#### [Ketentuan Tugas]
Lanjutkan kisah tentang kopi dan buku-buku NU bersama Daeng Litere di bawah ini, dimulai setelah kalimat terakhir yang ditampilkan.

#### [Kutipan Sumber]
↓↓↓
Aku beranjak dari rebahan. Melangkah menikung ke ruang dapur. Nampaknya, kopi hitam nir gula sudah tersedia. Disiapkan oleh salah seorang putriku, atas instruksi nyonyaku. Hebatnya lagi, kopi yang bakal ditenggak bersama kawan-kawan, merupakan kopi yang dibawa oleh Daeng Litere. Kopi bubuk asli hasil sangrai ala kampung. Satu cerek besar dengan beberapa cangkir, siap meladeni persamuhan antara aku, Daeng Litere, dan kawan-kawan yang bakal hadir.

Aku memolototi beberapa buku yang diletakkan Daeng Litere di atas meja. Buku berbau NU semua. Namun, ada buku yang bakal mengagetkannya, sebab ia belum menemuinya, apatah lagi mengejanya. Buku itu aku tidak simpan di ruang baca, melainkan di kamar pribadi. Pasalnya, buku itu lagi saya eja kembali. Satu buku anggitan Ahmad Baso, berjudul, “Agama NU”. Entah kenapa aku mengeja kembali buku ini. Mungkin karena pengaruh Harlah NU ke-94, atau terpengaruh pada ingatan penabalan Daeng Litere akan abbanya yang memeluk “agama NU”.
↑↑↑
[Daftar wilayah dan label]
↓↓↓
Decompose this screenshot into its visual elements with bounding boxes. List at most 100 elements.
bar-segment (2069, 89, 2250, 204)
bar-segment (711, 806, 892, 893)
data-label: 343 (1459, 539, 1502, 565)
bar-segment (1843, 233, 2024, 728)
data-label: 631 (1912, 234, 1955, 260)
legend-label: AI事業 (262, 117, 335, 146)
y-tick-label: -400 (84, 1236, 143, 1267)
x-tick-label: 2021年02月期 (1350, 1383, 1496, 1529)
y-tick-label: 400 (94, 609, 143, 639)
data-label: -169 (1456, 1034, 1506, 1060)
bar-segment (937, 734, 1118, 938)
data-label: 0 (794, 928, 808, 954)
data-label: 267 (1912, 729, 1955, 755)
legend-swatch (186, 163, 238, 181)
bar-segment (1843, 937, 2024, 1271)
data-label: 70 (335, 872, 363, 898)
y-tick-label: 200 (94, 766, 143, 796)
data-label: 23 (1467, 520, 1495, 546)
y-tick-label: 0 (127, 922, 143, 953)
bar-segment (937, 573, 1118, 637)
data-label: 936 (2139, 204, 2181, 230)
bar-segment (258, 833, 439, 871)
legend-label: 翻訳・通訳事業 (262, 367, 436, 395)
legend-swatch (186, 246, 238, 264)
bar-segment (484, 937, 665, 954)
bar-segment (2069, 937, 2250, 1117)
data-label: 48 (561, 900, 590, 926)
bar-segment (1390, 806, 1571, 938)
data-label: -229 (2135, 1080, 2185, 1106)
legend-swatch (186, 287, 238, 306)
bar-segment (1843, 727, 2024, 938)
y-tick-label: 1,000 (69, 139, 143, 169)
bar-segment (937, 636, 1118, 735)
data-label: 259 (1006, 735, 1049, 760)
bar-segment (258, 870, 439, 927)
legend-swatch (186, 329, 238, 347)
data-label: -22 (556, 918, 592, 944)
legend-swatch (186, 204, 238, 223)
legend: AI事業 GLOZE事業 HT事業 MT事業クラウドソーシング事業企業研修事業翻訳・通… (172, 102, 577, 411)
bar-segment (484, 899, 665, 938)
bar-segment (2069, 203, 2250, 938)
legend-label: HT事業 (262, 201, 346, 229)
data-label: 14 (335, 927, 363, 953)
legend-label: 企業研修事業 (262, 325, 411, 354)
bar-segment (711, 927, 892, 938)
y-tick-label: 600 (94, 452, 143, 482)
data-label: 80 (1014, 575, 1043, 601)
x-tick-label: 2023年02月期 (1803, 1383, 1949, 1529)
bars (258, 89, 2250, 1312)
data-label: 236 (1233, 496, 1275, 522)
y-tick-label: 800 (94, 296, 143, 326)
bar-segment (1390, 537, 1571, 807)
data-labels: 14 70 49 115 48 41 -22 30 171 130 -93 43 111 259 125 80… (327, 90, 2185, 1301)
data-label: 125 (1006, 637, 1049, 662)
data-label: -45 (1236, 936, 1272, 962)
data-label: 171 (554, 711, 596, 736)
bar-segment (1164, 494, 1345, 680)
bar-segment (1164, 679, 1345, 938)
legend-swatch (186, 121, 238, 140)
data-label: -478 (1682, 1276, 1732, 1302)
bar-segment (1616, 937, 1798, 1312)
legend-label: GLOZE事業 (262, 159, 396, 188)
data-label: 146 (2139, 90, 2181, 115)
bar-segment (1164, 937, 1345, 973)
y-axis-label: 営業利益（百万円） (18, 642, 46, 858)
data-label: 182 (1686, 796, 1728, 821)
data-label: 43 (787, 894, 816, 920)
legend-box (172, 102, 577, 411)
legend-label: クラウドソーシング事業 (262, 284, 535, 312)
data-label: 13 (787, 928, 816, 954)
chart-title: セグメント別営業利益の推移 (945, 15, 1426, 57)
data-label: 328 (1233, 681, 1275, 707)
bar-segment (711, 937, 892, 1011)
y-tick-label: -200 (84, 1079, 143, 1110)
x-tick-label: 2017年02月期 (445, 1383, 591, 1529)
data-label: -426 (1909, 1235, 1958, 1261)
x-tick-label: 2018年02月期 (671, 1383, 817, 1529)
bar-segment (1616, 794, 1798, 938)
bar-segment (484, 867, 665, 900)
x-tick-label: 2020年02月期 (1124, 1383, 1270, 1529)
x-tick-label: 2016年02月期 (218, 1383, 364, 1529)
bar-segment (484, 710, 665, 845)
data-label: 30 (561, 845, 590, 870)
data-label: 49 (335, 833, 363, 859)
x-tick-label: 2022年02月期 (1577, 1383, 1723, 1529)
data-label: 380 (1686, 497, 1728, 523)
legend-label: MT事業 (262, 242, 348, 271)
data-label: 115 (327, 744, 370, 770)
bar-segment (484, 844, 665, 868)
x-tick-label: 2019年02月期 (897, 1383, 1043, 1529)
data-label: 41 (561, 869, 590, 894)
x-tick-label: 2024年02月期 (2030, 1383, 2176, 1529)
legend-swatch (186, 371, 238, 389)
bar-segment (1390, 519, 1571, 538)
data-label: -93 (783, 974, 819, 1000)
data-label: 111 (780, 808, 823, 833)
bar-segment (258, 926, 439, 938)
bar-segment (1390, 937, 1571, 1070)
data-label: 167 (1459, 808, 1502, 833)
↑↑↑
#### [Hasil Tugas]
Aku menenteng buku itu dari kamar, lalu kuletakkan di atas meja. Mata Daeng Litere berkaca-kaca. Mungkin karena warna merah menyala dari buku itu. Atau jangan-jangan, ia merasa mendapatkan justifikasi atas perilaku ber-NU abbanya. Ia langsung menyambar buku itu, menciuminya bak kitab suci, lalu merapatkan di dadanya. Aku membatin, Daeng Litere sementara bertabaruk pada buku itu. Lalu ia bertawassul, membacakan Al-Fatihah buat pengarangnya. Dan, setengah memaksa, buku itu akan ia bawa ke Bantaeng, ia ingin mengejanya sekhusyuk mungkin. Lebih dari itu ia akan membawa buku itu saat berziarah kepada kedua orang tuanya, abba dan amma, yang keduanya adalah aktivis NU dan Muslimat di eranya.

***

Segenap kisanak yang dinanti telah mengada di ruang baca. Sore mendekat, Magrib menyata. Kuajak sekotahnya ke masjid dekat rumah. Masjid yang amat plural pahaman keagamaannya. Tatkala imam memulai salat, sang imam tidak menjaharkan basmalah. Aku dan kawan-kawan tidak pulang ke mukim, sekalian saja menunggu Isa. Ada sawala kecil bersama jemaah.

Sepulang dari masjid, masih di perjalanan, Daeng Litere setengah berbisik padaku, “Imamnya tadi, Magrib dan Isya, tidak membesarkan bacaan basamalah?”

“Ya, imam tadi itu, hanyalah salah satu imam yang sering memimpin salat. Ada juga yang menjaharkan basmalah. Kadang juga ada yang qunut. Masjid ini beragam jemaahnya.”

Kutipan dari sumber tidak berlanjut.